┌────────
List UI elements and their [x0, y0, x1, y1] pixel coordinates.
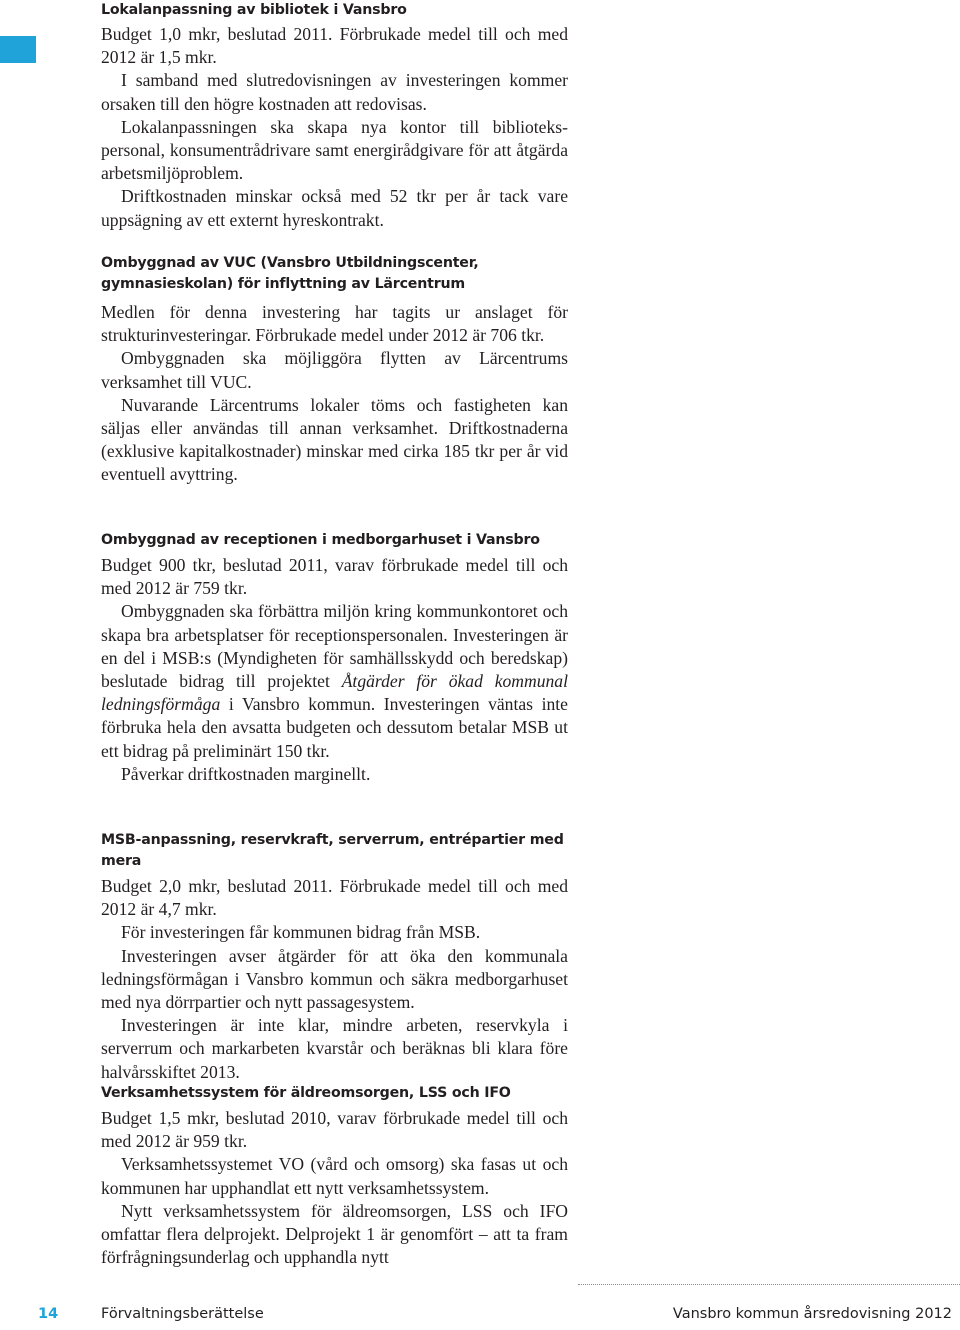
paragraph: Nuvarande Lärcentrums lokaler töms och fastigheten kan säljas eller användas till annan verksamhet. Driftkostnaderna (exklusive kapitalkostnader) minskar med cirka 185 tkr per år vid eventuell avyttring.	[101, 394, 568, 485]
paragraph: I samband med slutredovisningen av investeringen kommer orsaken till den högre kostnaden att redovisas.	[101, 70, 568, 114]
paragraph: Verksamhetssystemet VO (vård och omsorg) ska fasas ut och kommunen har upphandlat ett nytt verksamhetssystem.	[101, 1154, 568, 1198]
section-msb	[101, 830, 568, 1084]
section-verksamhetssystem	[101, 1083, 568, 1269]
section-heading: Ombyggnad av receptionen i medborgarhuset i Vansbro	[101, 532, 540, 548]
section-tab-marker	[0, 36, 36, 63]
page-number: 14	[38, 1306, 59, 1322]
paragraph: För investeringen får kommunen bidrag från MSB.	[121, 922, 481, 943]
paragraph: Lokalanpassningen ska skapa nya kontor till bibliotekspersonal, konsumentrådrivare samt energirådgivare för att åtgärda arbetsmiljöproblem.	[101, 116, 568, 184]
paragraph: Medlen för denna investering har tagits ur anslaget för strukturinvesteringar. Förbrukade medel under 2012 är 706 tkr.	[101, 302, 568, 346]
paragraph: Investeringen avser åtgärder för att öka den kommunala ledningsförmågan i Vansbro kommun och säkra medborgarhuset med nya dörrpartier och nytt passagesystem.	[101, 945, 568, 1013]
footer-section-title: Förvaltningsberättelse	[101, 1306, 264, 1322]
paragraph: Budget 1,5 mkr, beslutad 2010, varav förbrukade medel till och med 2012 är 959 tkr.	[101, 1108, 568, 1152]
paragraph: Nytt verksamhetssystem för äldreomsorgen, LSS och IFO omfattar flera delprojekt. Delprojekt 1 är genomfört – att ta fram förfrågningsunderlag och upphandla nytt	[101, 1200, 568, 1268]
paragraph	[101, 600, 568, 762]
section-heading: Ombyggnad av VUC (Vansbro Utbildningscenter, gymnasieskolan) för inflyttning av Lärcentrum	[101, 255, 479, 292]
paragraph: Påverkar driftkostnaden marginellt.	[121, 763, 371, 784]
paragraph: Ombyggnaden ska möjliggöra flytten av Lärcentrums verksamhet till VUC.	[101, 348, 568, 392]
section-receptionen	[101, 530, 568, 786]
section-bibliotek	[101, 0, 568, 232]
paragraph: Investeringen är inte klar, mindre arbeten, reservkyla i serverrum och markarbeten kvarstår och beräknas bli klara före halvårsskiftet 2013.	[101, 1015, 568, 1082]
paragraph: Budget 1,0 mkr, beslutad 2011. Förbrukade medel till och med 2012 är 1,5 mkr.	[101, 24, 568, 68]
footer-publication: Vansbro kommun årsredovisning 2012	[672, 1306, 952, 1322]
paragraph: Driftkostnaden minskar också med 52 tkr per år tack vare uppsägning av ett externt hyreskontrakt.	[101, 186, 568, 230]
paragraph: Budget 2,0 mkr, beslutad 2011. Förbrukade medel till och med 2012 är 4,7 mkr.	[101, 876, 568, 920]
paragraph: Budget 900 tkr, beslutad 2011, varav förbrukade medel till och med 2012 är 759 tkr.	[101, 555, 568, 599]
project-name: Åtgärder för ökad kommunal ledningsförmåga	[101, 671, 568, 715]
section-heading: Verksamhetssystem för äldreomsorgen, LSS och IFO	[101, 1085, 511, 1101]
paragraph-text: Ombyggnaden ska förbättra miljön kring kommunkontoret och skapa bra arbetsplatser för receptionspersonalen. Investeringen är en del i MSB:s (Myndigheten för samhällsskydd och beredskap) beslutade bidrag till projektet	[101, 601, 568, 692]
section-heading: Lokalanpassning av bibliotek i Vansbro	[101, 2, 407, 18]
section-heading: MSB-anpassning, reservkraft, serverrum, entrépartier med mera	[101, 832, 564, 869]
footer-dotted-rule	[578, 1284, 960, 1285]
paragraph-text: i Vansbro kommun. Investeringen väntas inte förbruka hela den avsatta budgeten och dessutom betalar MSB ut ett bidrag på preliminärt 150 tkr.	[101, 694, 568, 761]
section-vuc	[101, 253, 568, 487]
└────────
= ACTION ITEM =
When a line above includes the word "varav", please list that line.

= OUTPUT FOR THIS EXERCISE =
paragraph: Budget 1,5 mkr, beslutad 2010, varav förbrukade medel till och med 2012 är 959 tkr.	[101, 1108, 568, 1152]
paragraph: Budget 900 tkr, beslutad 2011, varav förbrukade medel till och med 2012 är 759 tkr.	[101, 555, 568, 599]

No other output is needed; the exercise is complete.